◆ MATERIAL SUPPLIED ◆
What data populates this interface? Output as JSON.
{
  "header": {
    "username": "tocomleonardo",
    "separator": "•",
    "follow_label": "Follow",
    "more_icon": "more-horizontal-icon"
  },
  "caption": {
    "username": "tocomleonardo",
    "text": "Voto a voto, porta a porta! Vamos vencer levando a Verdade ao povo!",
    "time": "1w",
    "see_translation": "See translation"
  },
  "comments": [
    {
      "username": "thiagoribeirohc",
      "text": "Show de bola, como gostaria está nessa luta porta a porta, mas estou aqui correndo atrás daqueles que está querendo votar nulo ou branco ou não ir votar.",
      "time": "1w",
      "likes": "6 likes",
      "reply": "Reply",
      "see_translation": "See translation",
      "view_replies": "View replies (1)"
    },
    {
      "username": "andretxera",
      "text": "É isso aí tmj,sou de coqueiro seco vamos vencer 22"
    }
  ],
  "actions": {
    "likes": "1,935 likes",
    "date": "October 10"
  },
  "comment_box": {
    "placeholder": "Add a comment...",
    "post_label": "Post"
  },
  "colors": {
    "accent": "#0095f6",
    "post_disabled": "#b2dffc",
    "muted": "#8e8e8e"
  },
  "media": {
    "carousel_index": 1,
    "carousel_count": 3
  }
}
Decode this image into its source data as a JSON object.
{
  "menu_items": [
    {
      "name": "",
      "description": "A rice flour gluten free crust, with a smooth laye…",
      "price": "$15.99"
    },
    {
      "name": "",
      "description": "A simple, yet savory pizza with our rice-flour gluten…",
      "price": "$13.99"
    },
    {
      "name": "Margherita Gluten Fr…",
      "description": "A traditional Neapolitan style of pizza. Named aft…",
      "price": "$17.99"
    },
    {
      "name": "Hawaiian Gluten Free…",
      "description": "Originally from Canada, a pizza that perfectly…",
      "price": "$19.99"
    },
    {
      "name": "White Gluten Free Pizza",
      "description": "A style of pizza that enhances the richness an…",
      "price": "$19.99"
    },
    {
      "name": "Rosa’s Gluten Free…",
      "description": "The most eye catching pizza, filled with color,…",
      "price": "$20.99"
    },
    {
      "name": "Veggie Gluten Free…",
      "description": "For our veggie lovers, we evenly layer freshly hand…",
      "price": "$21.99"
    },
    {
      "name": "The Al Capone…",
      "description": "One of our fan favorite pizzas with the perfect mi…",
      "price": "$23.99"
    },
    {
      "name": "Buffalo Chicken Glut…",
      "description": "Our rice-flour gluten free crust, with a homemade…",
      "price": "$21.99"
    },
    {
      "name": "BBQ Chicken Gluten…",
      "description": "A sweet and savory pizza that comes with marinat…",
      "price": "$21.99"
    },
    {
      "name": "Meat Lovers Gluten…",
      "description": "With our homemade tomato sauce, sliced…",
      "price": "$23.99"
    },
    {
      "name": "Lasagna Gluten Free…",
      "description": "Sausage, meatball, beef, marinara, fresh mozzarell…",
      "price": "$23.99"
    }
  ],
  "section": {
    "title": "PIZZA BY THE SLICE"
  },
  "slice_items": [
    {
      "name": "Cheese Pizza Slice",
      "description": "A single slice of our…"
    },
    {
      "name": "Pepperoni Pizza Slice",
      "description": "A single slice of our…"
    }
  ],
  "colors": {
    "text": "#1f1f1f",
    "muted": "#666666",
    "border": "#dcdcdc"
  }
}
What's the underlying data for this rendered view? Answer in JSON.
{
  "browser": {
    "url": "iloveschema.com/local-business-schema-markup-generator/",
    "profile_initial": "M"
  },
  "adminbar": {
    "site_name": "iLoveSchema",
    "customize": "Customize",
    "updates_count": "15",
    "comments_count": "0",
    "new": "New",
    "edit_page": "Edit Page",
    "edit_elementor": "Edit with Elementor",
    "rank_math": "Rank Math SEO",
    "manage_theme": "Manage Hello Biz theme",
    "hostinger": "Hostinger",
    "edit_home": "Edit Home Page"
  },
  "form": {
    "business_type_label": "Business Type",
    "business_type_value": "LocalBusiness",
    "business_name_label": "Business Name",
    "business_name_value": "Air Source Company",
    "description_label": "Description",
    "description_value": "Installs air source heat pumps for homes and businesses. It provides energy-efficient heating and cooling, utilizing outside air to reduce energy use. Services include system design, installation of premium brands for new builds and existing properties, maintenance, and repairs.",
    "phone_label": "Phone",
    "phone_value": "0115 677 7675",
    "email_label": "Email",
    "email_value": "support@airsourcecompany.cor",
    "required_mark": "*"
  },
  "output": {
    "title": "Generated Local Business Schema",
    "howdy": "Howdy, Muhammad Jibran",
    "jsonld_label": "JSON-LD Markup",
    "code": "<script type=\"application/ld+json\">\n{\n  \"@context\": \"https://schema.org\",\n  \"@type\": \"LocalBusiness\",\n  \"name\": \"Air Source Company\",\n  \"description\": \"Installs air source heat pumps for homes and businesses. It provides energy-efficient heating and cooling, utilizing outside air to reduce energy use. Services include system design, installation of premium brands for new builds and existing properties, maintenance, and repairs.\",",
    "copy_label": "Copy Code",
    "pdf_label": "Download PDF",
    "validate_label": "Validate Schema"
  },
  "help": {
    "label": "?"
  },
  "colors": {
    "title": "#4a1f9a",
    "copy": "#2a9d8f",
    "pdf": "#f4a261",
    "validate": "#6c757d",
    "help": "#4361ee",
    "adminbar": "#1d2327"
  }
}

◆ SET EXERCISE ◆
Please reproduce each line exactly as written.

◆ FINAL ANSWER ◆
What data populates this interface? Output as JSON.
{
  "header": {
    "username": "tocomleonardo",
    "separator": "•",
    "follow_label": "Follow",
    "more_icon": "more-horizontal-icon"
  },
  "caption": {
    "username": "tocomleonardo",
    "text": "Voto a voto, porta a porta! Vamos vencer levando a Verdade ao povo!",
    "time": "1w",
    "see_translation": "See translation"
  },
  "comments": [
    {
      "username": "thiagoribeirohc",
      "text": "Show de bola, como gostaria está nessa luta porta a porta, mas estou aqui correndo atrás daqueles que está querendo votar nulo ou branco ou não ir votar.",
      "time": "1w",
      "likes": "6 likes",
      "reply": "Reply",
      "see_translation": "See translation",
      "view_replies": "View replies (1)"
    },
    {
      "username": "andretxera",
      "text": "É isso aí tmj,sou de coqueiro seco vamos vencer 22"
    }
  ],
  "actions": {
    "likes": "1,935 likes",
    "date": "October 10"
  },
  "comment_box": {
    "placeholder": "Add a comment...",
    "post_label": "Post"
  },
  "colors": {
    "accent": "#0095f6",
    "post_disabled": "#b2dffc",
    "muted": "#8e8e8e"
  },
  "media": {
    "carousel_index": 1,
    "carousel_count": 3
  }
}
Decode this image into its source data as a JSON object.
{
  "menu_items": [
    {
      "name": "",
      "description": "A rice flour gluten free crust, with a smooth laye…",
      "price": "$15.99"
    },
    {
      "name": "",
      "description": "A simple, yet savory pizza with our rice-flour gluten…",
      "price": "$13.99"
    },
    {
      "name": "Margherita Gluten Fr…",
      "description": "A traditional Neapolitan style of pizza. Named aft…",
      "price": "$17.99"
    },
    {
      "name": "Hawaiian Gluten Free…",
      "description": "Originally from Canada, a pizza that perfectly…",
      "price": "$19.99"
    },
    {
      "name": "White Gluten Free Pizza",
      "description": "A style of pizza that enhances the richness an…",
      "price": "$19.99"
    },
    {
      "name": "Rosa’s Gluten Free…",
      "description": "The most eye catching pizza, filled with color,…",
      "price": "$20.99"
    },
    {
      "name": "Veggie Gluten Free…",
      "description": "For our veggie lovers, we evenly layer freshly hand…",
      "price": "$21.99"
    },
    {
      "name": "The Al Capone…",
      "description": "One of our fan favorite pizzas with the perfect mi…",
      "price": "$23.99"
    },
    {
      "name": "Buffalo Chicken Glut…",
      "description": "Our rice-flour gluten free crust, with a homemade…",
      "price": "$21.99"
    },
    {
      "name": "BBQ Chicken Gluten…",
      "description": "A sweet and savory pizza that comes with marinat…",
      "price": "$21.99"
    },
    {
      "name": "Meat Lovers Gluten…",
      "description": "With our homemade tomato sauce, sliced…",
      "price": "$23.99"
    },
    {
      "name": "Lasagna Gluten Free…",
      "description": "Sausage, meatball, beef, marinara, fresh mozzarell…",
      "price": "$23.99"
    }
  ],
  "section": {
    "title": "PIZZA BY THE SLICE"
  },
  "slice_items": [
    {
      "name": "Cheese Pizza Slice",
      "description": "A single slice of our…"
    },
    {
      "name": "Pepperoni Pizza Slice",
      "description": "A single slice of our…"
    }
  ],
  "colors": {
    "text": "#1f1f1f",
    "muted": "#666666",
    "border": "#dcdcdc"
  }
}
What's the underlying data for this rendered view? Answer in JSON.
{
  "browser": {
    "url": "iloveschema.com/local-business-schema-markup-generator/",
    "profile_initial": "M"
  },
  "adminbar": {
    "site_name": "iLoveSchema",
    "customize": "Customize",
    "updates_count": "15",
    "comments_count": "0",
    "new": "New",
    "edit_page": "Edit Page",
    "edit_elementor": "Edit with Elementor",
    "rank_math": "Rank Math SEO",
    "manage_theme": "Manage Hello Biz theme",
    "hostinger": "Hostinger",
    "edit_home": "Edit Home Page"
  },
  "form": {
    "business_type_label": "Business Type",
    "business_type_value": "LocalBusiness",
    "business_name_label": "Business Name",
    "business_name_value": "Air Source Company",
    "description_label": "Description",
    "description_value": "Installs air source heat pumps for homes and businesses. It provides energy-efficient heating and cooling, utilizing outside air to reduce energy use. Services include system design, installation of premium brands for new builds and existing properties, maintenance, and repairs.",
    "phone_label": "Phone",
    "phone_value": "0115 677 7675",
    "email_label": "Email",
    "email_value": "support@airsourcecompany.cor",
    "required_mark": "*"
  },
  "output": {
    "title": "Generated Local Business Schema",
    "howdy": "Howdy, Muhammad Jibran",
    "jsonld_label": "JSON-LD Markup",
    "code": "<script type=\"application/ld+json\">\n{\n  \"@context\": \"https://schema.org\",\n  \"@type\": \"LocalBusiness\",\n  \"name\": \"Air Source Company\",\n  \"description\": \"Installs air source heat pumps for homes and businesses. It provides energy-efficient heating and cooling, utilizing outside air to reduce energy use. Services include system design, installation of premium brands for new builds and existing properties, maintenance, and repairs.\",",
    "copy_label": "Copy Code",
    "pdf_label": "Download PDF",
    "validate_label": "Validate Schema"
  },
  "help": {
    "label": "?"
  },
  "colors": {
    "title": "#4a1f9a",
    "copy": "#2a9d8f",
    "pdf": "#f4a261",
    "validate": "#6c757d",
    "help": "#4361ee",
    "adminbar": "#1d2327"
  }
}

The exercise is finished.